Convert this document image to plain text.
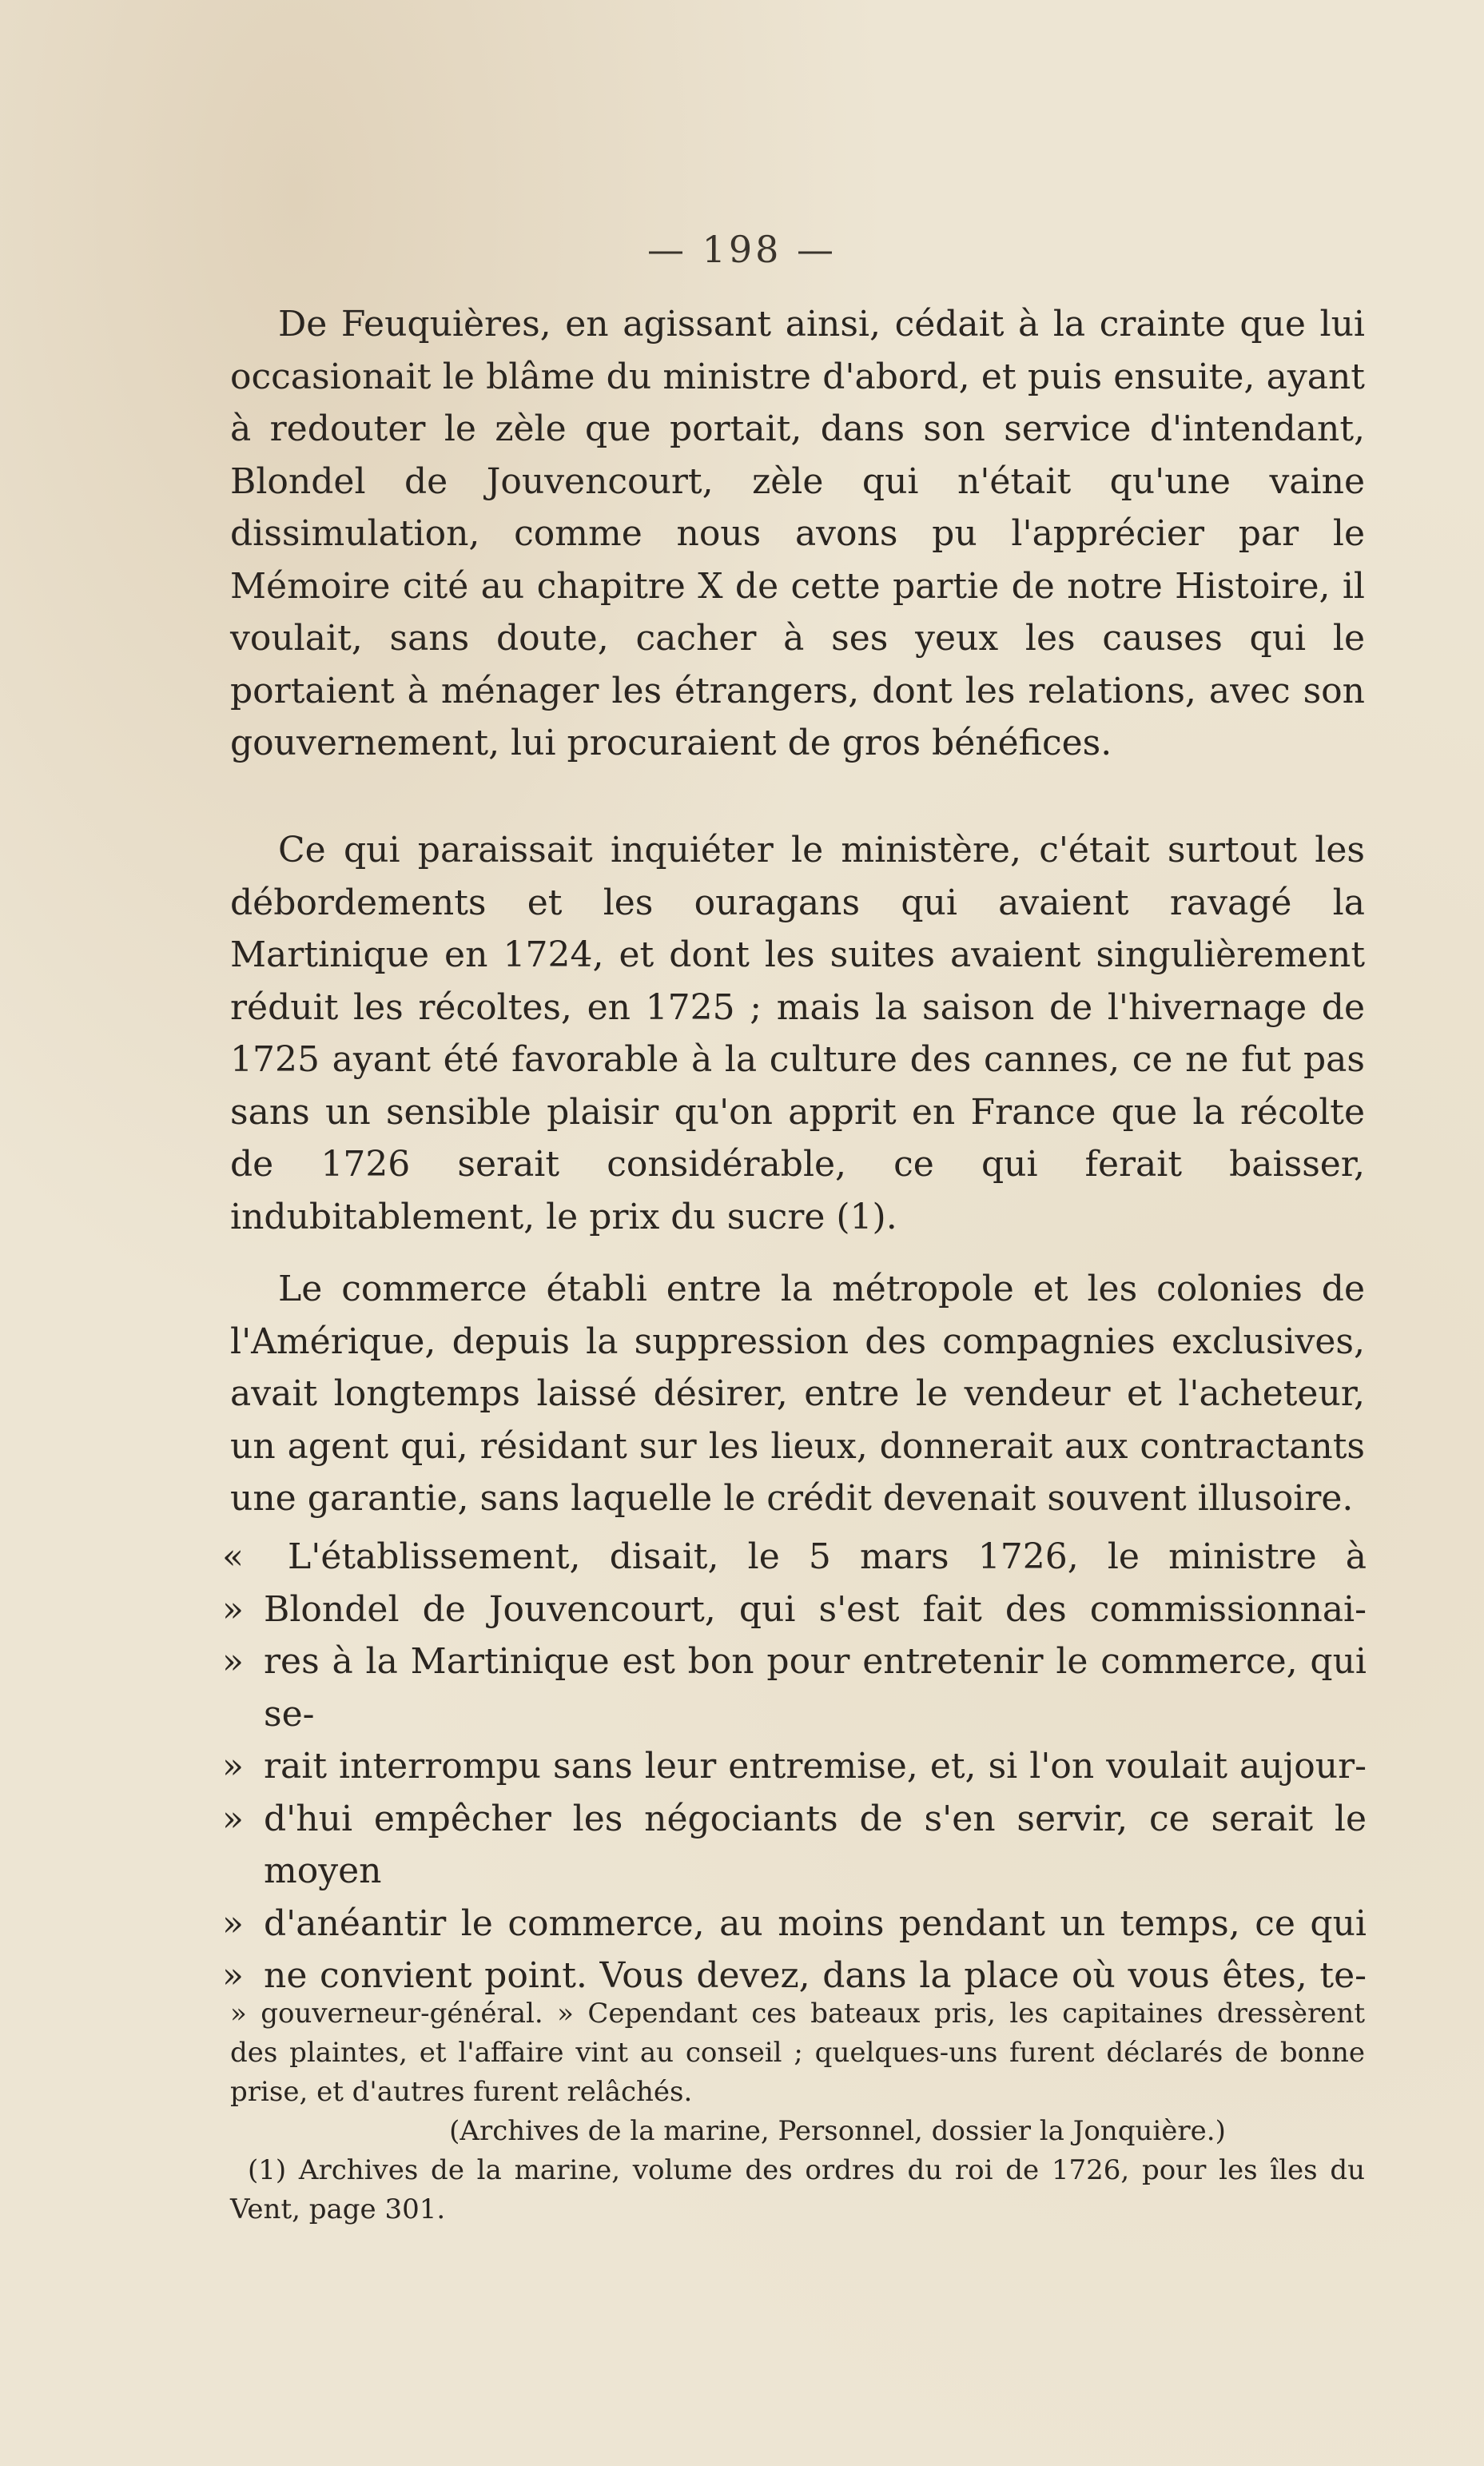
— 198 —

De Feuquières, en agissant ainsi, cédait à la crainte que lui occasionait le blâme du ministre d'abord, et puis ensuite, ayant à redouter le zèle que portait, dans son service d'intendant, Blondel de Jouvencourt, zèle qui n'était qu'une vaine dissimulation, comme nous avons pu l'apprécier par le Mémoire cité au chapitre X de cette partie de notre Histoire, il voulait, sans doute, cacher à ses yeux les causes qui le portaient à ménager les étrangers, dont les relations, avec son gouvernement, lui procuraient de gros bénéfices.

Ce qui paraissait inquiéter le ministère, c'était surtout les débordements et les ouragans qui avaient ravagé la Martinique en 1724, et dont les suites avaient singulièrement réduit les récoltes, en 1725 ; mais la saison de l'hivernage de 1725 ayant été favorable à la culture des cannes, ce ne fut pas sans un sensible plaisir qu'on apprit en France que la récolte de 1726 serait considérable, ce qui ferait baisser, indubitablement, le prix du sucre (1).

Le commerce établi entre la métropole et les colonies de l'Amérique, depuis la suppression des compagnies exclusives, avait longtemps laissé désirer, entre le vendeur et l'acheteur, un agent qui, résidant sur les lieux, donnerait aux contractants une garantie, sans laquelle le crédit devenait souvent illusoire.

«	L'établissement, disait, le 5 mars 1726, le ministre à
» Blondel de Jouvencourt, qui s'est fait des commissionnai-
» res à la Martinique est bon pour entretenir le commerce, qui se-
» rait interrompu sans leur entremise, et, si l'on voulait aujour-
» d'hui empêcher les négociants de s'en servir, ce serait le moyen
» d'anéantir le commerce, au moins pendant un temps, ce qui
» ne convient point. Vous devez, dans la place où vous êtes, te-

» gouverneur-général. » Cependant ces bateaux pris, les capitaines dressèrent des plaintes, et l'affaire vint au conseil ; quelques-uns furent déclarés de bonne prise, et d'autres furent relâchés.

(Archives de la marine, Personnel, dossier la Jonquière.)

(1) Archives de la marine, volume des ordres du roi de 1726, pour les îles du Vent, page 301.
⁂
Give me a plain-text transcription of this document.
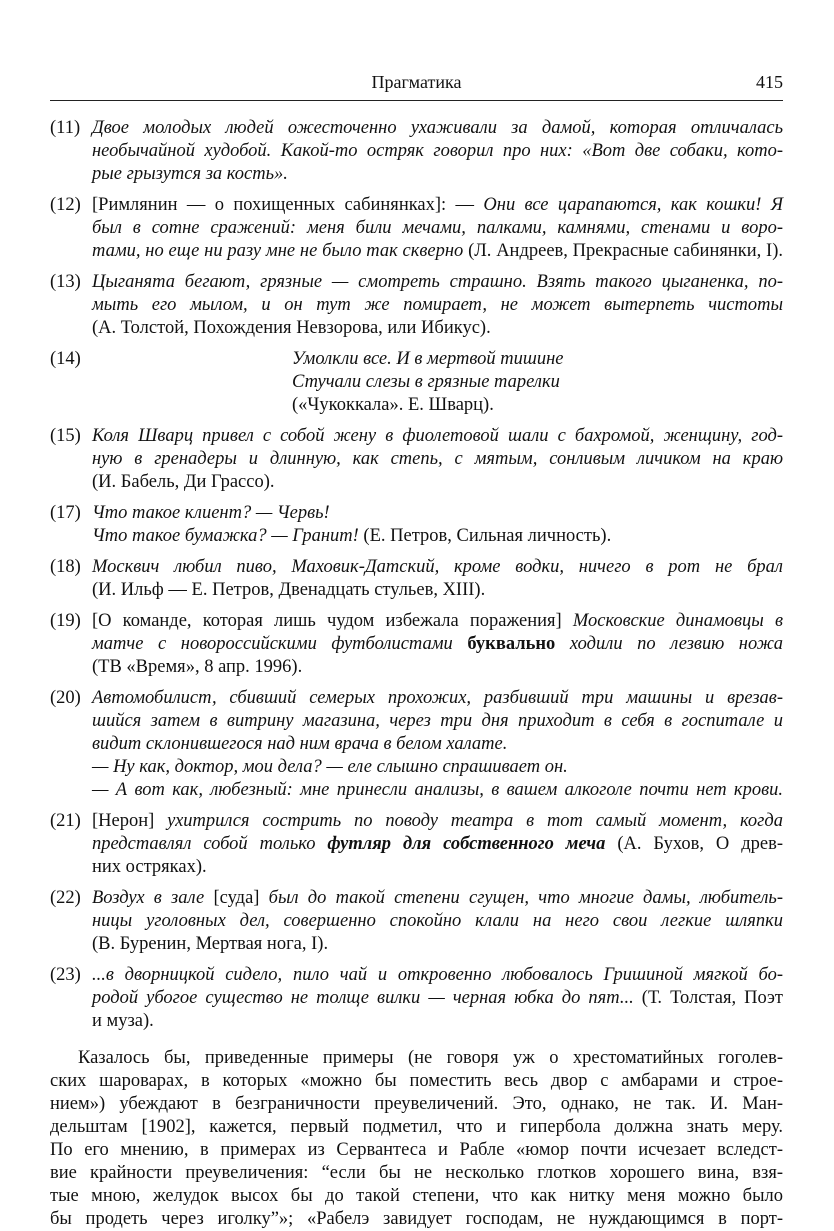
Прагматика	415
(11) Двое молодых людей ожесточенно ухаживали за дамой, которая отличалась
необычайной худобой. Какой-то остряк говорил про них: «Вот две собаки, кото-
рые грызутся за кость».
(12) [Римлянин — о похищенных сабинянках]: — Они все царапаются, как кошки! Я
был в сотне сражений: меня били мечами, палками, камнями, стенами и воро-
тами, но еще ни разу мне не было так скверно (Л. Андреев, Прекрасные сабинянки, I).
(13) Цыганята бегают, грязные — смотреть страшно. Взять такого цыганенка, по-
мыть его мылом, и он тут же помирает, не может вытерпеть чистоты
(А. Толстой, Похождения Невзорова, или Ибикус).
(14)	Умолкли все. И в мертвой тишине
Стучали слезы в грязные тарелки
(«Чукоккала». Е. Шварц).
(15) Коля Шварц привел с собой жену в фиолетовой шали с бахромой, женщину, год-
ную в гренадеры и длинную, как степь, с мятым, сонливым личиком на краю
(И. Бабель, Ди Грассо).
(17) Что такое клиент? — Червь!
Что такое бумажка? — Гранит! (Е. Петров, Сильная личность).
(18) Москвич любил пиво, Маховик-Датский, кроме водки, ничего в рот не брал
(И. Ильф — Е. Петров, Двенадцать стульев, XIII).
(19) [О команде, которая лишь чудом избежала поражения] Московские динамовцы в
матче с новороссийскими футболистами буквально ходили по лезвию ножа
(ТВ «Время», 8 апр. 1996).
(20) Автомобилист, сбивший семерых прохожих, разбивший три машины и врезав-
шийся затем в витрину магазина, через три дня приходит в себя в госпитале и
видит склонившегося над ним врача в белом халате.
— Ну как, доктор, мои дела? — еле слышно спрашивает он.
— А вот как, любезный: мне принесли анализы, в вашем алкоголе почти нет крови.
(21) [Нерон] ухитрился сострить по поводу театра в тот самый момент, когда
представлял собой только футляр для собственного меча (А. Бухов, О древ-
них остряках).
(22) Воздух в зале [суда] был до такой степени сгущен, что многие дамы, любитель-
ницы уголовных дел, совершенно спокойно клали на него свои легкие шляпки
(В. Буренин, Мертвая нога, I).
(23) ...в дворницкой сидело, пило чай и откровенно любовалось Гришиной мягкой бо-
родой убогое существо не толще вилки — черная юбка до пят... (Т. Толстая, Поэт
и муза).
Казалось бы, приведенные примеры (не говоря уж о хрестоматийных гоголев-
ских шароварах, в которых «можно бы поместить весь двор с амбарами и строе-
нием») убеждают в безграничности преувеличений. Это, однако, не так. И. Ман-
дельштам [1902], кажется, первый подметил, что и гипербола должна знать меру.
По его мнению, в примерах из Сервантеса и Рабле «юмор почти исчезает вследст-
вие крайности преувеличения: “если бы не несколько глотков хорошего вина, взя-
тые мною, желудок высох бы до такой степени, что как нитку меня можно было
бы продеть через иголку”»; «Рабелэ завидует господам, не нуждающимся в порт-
⁂
**To be done**:
Return only the number of lines in the data that contain "document".

**Full output**:
2